■ TEXTO PROPORCIONADO
'''

Sin haber estado nunca afiliada al partido ni tener conexiones familiares, la joven Junge ganó un concurso de máquina y taquigrafía, que le valió un puesto de trabajo en la Cancillería. Su eficiencia hizo que al poco tiempo fuera ascendida a secretaria del mismísimo Führer. “En 1933, cuando Hitler subió al poder, yo tenía 13 años y crecí bajo su influencia, como tantos otros alemanes. Debo reconocer que en 1942 no tenía motivos para negarme a hacer ese trabajo. Más bien todo lo contrario”, reconoce esta mujer que, hacia el final de su vida, se resiste a perdonar la ceguera de su juventud. “Para conseguir la sumisión de la conciencia de todo un pueblo es necesaria una gran organización”, reflexiona con frialdad Frau Junge. “Y los alemanes somos muy buenos organizando...”, concluye.
El trabajo de la joven Junge consistía en leer la correspondencia que recibía Hitler (“Muchísimas cartas de amor, que le mandaban las mujeres”) y en tomar dictados de sus propias cartas y discursos. “Siempre hablaba de grandes ideales, en abstracto, nunca pensaba en dimensiones humanas”, recuerda. Según ella, la palabra “judío” nunca se mencionó en su presencia, salvo una sola vez, cuando una invitada de Hitler a su casa de descanso en la montaña osó sacar el tema. Frau Junge nunca más la volvió a ver.

'''

■ FILAS MOSTRADAS

'''

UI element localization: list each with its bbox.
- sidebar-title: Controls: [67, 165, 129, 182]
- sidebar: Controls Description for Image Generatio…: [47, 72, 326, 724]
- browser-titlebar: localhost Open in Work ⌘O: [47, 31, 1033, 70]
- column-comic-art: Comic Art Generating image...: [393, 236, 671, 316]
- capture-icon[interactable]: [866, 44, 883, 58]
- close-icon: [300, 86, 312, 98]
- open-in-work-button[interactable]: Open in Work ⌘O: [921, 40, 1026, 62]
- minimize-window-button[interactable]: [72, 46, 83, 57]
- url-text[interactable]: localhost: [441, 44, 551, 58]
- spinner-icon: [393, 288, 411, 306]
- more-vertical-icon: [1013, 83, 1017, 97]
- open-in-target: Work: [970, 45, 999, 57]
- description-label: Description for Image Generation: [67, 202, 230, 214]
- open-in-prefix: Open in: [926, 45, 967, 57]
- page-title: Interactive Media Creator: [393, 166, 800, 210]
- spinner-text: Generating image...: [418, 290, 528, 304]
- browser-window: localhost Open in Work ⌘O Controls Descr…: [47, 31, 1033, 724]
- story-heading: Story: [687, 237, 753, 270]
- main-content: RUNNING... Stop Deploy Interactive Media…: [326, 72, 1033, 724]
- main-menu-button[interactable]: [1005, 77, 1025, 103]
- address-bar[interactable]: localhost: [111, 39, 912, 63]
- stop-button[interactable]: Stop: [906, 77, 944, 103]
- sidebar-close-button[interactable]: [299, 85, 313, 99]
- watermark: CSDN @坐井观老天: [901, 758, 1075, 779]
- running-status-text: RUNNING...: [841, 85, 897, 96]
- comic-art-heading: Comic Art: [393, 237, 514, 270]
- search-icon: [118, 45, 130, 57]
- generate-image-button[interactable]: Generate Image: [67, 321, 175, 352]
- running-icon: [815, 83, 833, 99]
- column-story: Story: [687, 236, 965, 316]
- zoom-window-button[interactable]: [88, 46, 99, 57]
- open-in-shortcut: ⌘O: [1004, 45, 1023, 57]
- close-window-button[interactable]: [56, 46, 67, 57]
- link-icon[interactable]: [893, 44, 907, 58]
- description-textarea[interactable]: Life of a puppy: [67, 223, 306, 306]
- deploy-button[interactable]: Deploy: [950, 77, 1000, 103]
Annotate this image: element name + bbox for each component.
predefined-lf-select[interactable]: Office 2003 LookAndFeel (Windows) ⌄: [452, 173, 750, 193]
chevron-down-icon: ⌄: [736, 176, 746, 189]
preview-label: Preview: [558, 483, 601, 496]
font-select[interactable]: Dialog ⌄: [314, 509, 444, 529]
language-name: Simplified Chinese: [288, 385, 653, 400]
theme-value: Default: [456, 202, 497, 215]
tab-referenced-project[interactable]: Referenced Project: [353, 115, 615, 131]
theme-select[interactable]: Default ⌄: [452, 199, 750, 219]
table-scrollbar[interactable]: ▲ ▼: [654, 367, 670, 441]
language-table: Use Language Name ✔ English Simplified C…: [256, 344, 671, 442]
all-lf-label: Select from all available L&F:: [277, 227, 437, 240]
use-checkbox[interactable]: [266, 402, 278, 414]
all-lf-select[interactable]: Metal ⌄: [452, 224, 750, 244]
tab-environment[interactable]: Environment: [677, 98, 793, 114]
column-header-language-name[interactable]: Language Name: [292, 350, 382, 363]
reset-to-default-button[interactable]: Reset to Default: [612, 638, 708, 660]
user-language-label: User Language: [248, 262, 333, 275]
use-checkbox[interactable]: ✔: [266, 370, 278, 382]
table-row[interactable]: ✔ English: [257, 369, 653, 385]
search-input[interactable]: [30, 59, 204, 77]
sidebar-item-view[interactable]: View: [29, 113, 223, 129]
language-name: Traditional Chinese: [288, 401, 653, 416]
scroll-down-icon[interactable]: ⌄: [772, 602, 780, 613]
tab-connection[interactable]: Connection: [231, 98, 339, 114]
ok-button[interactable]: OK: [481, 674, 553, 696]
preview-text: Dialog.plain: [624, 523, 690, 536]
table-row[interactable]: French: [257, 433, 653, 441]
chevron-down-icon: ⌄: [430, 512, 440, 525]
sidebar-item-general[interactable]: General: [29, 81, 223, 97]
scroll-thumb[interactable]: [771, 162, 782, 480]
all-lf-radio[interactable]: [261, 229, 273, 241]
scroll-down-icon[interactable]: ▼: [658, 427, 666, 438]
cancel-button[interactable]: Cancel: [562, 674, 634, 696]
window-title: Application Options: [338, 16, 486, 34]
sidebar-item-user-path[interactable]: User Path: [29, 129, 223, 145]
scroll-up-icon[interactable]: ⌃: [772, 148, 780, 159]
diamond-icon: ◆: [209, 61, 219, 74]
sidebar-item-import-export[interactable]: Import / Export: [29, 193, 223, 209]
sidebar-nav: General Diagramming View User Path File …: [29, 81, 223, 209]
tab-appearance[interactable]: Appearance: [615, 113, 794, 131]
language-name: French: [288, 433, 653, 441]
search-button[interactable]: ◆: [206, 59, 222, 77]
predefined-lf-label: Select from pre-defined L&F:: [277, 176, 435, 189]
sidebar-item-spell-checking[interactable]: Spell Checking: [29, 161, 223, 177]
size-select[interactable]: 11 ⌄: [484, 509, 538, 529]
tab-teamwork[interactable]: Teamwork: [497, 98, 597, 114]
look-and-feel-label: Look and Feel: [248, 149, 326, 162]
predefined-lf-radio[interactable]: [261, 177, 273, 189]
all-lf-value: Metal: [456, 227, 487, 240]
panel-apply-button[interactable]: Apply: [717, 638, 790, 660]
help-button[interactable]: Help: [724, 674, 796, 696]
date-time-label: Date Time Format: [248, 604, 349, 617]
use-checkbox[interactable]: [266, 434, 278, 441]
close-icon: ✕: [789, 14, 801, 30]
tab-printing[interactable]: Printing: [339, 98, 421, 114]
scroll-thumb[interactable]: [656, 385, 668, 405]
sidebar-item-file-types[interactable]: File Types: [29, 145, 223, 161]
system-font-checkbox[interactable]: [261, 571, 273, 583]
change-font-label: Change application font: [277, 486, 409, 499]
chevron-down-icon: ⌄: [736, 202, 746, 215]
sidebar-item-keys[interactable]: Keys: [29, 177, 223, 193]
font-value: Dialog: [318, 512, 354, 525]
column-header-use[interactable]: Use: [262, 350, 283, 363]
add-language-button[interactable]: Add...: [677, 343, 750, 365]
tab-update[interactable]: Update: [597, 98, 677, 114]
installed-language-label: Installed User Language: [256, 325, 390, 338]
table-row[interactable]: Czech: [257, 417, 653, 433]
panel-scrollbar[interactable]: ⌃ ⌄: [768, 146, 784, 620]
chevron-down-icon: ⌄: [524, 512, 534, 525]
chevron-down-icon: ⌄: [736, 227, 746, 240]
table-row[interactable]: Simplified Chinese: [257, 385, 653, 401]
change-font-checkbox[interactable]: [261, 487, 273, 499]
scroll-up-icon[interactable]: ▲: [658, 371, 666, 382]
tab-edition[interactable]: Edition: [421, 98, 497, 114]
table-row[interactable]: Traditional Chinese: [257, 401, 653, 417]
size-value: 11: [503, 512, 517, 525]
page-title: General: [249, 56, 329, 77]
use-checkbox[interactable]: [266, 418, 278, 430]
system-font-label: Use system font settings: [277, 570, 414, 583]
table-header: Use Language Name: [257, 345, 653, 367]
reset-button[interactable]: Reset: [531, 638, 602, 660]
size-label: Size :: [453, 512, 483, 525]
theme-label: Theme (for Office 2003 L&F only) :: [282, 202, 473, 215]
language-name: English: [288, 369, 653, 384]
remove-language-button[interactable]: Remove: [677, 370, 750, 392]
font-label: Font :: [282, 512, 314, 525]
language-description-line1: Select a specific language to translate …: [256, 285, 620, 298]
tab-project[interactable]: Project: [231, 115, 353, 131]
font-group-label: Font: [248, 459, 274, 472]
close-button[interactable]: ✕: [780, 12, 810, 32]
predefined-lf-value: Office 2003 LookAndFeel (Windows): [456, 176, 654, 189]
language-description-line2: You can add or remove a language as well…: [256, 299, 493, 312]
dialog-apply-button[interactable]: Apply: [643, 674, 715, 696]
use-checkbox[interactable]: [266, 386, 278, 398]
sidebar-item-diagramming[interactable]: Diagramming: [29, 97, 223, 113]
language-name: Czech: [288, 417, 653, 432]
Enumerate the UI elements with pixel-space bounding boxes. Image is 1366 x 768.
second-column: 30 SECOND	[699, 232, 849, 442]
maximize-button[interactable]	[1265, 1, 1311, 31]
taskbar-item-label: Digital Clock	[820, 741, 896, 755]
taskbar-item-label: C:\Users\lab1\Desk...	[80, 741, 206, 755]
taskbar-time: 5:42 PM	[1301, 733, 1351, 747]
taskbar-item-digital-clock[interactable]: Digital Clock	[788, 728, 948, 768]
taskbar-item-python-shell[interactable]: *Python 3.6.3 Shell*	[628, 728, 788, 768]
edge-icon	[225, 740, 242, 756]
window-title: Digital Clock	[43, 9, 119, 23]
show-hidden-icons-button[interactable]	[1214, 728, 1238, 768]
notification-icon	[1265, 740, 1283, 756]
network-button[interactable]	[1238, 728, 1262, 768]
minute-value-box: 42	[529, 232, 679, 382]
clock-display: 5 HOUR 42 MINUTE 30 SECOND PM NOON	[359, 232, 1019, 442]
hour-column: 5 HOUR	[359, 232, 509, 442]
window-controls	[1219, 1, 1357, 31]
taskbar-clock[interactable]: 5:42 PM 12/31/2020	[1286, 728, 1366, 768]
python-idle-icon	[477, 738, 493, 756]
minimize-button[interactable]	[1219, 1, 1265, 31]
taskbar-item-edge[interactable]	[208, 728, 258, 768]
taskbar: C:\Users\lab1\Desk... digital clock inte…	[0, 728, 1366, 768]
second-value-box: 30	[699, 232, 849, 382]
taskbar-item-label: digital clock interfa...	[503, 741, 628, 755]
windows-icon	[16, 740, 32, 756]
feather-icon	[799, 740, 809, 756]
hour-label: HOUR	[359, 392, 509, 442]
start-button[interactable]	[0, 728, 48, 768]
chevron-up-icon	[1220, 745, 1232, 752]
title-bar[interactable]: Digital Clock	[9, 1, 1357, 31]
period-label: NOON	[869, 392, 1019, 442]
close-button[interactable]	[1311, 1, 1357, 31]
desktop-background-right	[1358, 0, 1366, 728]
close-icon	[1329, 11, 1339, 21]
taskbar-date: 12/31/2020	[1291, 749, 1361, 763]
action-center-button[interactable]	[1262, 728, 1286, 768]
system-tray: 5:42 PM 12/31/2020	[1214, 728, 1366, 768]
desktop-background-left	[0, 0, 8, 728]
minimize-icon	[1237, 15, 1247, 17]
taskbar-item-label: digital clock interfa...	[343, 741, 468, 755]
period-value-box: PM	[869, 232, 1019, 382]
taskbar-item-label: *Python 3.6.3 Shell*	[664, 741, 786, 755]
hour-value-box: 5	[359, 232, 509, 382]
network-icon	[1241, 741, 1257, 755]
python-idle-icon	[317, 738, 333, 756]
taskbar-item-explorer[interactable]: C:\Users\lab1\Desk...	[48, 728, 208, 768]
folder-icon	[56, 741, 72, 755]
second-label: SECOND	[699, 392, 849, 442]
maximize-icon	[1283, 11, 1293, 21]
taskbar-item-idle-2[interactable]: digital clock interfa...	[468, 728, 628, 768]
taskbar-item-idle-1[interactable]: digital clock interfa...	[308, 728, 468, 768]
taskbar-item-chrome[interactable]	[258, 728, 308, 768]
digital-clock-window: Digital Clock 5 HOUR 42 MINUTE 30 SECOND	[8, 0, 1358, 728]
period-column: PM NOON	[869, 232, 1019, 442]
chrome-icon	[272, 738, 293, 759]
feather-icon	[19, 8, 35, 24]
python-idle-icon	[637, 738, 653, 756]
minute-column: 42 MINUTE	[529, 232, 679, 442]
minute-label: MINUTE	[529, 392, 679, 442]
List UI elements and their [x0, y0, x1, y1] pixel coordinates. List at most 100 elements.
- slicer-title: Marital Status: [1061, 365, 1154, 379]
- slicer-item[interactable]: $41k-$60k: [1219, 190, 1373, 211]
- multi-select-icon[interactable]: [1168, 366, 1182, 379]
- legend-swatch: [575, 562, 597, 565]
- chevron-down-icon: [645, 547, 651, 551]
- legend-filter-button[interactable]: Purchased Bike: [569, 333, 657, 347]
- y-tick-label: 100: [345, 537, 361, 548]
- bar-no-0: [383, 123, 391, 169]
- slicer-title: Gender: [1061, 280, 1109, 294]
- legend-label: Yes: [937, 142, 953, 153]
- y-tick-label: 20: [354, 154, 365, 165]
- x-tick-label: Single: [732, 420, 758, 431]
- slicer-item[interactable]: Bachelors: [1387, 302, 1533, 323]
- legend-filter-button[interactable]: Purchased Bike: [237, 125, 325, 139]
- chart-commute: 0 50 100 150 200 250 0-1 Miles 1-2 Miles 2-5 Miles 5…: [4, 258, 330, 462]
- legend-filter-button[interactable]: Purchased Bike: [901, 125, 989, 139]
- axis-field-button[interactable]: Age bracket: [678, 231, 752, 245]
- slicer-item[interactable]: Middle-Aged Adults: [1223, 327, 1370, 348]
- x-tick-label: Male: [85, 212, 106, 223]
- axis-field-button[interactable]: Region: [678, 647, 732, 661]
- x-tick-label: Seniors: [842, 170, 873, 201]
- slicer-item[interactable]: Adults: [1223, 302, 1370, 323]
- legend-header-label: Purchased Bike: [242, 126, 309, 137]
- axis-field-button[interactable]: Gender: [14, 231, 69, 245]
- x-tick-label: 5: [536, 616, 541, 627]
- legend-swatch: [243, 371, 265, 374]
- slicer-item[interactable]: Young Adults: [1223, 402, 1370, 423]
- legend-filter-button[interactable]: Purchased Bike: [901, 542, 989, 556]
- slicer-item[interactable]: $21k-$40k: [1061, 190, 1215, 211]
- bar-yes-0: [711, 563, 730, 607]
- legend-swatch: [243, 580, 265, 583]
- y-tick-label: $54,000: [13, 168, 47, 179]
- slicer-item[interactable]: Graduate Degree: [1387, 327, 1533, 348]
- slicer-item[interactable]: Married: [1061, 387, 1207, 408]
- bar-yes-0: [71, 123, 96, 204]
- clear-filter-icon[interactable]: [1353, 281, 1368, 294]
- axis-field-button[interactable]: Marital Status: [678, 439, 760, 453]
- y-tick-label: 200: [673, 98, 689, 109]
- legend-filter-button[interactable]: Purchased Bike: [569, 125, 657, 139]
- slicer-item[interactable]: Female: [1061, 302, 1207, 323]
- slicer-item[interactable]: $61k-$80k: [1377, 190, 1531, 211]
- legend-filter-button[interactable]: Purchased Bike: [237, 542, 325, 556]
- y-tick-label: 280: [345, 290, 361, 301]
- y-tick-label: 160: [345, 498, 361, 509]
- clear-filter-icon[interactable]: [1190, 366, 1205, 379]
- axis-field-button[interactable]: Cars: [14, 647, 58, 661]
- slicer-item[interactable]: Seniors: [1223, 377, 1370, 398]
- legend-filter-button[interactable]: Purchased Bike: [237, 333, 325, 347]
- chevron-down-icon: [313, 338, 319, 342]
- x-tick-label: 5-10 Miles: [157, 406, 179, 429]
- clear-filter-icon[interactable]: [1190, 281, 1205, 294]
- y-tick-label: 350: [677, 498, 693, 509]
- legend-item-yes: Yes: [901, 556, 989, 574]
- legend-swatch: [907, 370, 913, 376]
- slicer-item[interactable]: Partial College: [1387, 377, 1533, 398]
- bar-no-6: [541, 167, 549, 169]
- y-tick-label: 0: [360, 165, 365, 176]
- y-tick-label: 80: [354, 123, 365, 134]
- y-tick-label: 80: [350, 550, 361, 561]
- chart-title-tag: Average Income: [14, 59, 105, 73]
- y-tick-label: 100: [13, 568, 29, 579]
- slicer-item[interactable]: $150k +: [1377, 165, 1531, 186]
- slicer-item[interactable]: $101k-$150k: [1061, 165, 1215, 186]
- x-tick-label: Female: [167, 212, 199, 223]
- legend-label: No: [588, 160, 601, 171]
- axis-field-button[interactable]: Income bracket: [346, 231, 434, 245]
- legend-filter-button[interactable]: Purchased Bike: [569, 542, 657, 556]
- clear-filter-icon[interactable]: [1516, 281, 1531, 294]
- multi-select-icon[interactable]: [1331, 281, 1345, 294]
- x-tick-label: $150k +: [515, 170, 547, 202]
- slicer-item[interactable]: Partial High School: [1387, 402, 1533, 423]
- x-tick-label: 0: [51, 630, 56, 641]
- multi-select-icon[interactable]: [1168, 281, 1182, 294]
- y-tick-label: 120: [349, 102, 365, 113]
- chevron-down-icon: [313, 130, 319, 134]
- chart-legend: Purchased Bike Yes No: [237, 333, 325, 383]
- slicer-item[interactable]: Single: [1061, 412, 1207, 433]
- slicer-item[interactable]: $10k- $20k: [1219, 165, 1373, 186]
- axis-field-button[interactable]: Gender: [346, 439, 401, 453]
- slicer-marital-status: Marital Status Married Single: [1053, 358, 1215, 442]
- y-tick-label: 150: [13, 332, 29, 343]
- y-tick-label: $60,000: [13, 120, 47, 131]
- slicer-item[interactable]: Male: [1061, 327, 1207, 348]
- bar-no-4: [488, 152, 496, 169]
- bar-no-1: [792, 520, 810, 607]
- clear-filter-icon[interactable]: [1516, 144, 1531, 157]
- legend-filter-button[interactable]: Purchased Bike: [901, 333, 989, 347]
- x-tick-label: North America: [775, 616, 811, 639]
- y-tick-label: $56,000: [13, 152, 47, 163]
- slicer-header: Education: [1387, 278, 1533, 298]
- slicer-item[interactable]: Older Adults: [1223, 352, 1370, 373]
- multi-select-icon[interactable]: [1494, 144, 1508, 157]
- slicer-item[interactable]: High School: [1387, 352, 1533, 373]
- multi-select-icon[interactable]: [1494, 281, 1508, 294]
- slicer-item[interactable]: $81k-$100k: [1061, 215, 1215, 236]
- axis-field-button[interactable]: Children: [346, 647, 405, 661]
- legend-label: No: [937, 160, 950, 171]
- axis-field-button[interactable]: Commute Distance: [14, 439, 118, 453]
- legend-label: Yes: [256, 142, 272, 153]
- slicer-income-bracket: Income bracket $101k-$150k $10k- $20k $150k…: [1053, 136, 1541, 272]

'''

■ TAREAS
A - Reproduce del texto sobre Frau Junge el tramo que va de "El trabajo de" a "volvió a ver.".
B - Escribe la continuación del texto sobre Frau Junge, secretaria de Hitler, a partir de su última oración.

■ RESPUESTAS POR TAREA
A -
El trabajo de la joven Junge consistía en leer la correspondencia que recibía Hitler (“Muchísimas cartas de amor, que le mandaban las mujeres”) y en tomar dictados de sus propias cartas y discursos. “Siempre hablaba de grandes ideales, en abstracto, nunca pensaba en dimensiones humanas”, recuerda. Según ella, la palabra “judío” nunca se mencionó en su presencia, salvo una sola vez, cuando una invitada de Hitler a su casa de descanso en la montaña osó sacar el tema. Frau Junge nunca más la volvió a ver.

B -
En la intimidad de su despacho, Hitler utilizaba, según Junge, un tono muy diferente al de sus gritadas apariciones públicas. Era de modales suaves, por demás caballeroso y hasta paternal. Tenía problemas digestivos, que trataba de resolver homeopáticamente, y le gustaba distraerse jugando con su perra Blondie, de quien sus ladridos, decía Hitler, le hacían recordar la voz grave de su cantante predilecta, Zarah Leander. Dato curioso: hacía retirar de su presencia ramos o floreros. No le gustaban “las flores muertas”, en palabras de Frau Junge. Si hay un momento particularmente impactante del film es el monólogo final, casi 25 minutos ininterrumpidos en los que Frau Junge narra con asombrosa precisión los últimos días de Hitler y su entorno en el búnker, una suerte de Götterdamnerung desquiciado, la caída de esos dioses de barro al polvo de la derrota, la miseria y la locura.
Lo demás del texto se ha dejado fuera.